(Stored records)
[start]

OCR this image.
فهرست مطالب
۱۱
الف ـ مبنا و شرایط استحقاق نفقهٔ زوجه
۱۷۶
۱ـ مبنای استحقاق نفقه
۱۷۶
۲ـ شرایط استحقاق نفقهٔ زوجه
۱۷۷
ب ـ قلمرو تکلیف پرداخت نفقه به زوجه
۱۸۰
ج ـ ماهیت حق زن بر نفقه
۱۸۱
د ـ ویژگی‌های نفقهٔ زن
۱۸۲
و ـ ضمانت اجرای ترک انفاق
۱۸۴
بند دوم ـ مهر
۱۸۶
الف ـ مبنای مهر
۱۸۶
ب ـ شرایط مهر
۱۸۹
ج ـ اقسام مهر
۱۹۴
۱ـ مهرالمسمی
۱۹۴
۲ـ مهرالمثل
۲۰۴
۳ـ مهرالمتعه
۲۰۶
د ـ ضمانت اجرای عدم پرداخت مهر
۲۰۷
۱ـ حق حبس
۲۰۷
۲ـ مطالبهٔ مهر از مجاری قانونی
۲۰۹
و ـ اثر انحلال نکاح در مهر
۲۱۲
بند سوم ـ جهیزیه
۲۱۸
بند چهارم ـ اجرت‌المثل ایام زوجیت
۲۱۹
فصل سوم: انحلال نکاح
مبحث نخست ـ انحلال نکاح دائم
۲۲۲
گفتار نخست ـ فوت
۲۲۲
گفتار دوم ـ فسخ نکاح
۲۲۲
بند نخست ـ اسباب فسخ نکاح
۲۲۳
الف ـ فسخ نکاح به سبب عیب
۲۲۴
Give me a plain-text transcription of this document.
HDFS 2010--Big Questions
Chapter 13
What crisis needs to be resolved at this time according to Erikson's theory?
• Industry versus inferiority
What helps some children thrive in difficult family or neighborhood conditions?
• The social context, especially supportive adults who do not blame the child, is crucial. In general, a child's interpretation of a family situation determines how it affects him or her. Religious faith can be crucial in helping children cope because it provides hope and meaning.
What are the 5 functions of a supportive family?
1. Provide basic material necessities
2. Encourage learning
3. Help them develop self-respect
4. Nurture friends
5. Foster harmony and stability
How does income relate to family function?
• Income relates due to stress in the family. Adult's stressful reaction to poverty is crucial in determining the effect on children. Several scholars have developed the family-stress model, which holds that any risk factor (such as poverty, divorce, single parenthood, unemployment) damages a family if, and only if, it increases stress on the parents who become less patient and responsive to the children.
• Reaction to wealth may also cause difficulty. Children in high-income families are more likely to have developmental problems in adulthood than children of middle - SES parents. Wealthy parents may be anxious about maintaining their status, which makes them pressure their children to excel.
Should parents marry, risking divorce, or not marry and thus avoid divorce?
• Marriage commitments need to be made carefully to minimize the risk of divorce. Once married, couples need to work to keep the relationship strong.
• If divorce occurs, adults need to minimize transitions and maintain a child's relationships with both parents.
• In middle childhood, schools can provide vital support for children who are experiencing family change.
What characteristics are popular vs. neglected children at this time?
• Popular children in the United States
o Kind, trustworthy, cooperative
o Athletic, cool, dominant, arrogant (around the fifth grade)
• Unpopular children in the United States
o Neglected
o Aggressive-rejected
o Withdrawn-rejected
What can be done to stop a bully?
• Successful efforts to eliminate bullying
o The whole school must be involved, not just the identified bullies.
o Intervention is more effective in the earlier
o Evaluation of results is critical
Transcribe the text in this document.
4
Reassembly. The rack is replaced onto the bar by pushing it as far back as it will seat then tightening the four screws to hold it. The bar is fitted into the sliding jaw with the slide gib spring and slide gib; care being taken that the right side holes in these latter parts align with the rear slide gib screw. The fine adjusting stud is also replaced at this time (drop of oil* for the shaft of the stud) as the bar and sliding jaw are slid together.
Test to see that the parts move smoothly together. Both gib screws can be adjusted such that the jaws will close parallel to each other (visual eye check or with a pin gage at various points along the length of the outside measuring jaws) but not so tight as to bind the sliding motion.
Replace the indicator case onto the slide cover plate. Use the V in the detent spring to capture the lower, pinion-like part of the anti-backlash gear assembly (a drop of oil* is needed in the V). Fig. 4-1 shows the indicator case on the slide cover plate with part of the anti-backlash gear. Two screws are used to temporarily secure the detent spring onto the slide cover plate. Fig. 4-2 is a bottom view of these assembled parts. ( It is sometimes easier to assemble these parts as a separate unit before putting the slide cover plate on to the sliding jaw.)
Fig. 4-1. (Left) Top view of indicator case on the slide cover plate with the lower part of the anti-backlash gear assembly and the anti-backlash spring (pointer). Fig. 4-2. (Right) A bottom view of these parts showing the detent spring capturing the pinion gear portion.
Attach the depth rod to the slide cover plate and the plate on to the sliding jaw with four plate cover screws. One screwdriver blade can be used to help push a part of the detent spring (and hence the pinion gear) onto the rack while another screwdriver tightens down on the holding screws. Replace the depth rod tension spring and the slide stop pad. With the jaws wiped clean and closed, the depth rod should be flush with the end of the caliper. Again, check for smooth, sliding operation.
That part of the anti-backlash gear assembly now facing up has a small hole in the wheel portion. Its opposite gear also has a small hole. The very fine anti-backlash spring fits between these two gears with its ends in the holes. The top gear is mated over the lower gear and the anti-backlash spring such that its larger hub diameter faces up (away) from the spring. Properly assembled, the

[end]

• [Your instructions]
Reply with the number of lines in the preceding entries that contain "rejected", and no other words.

• [Problem solution]
2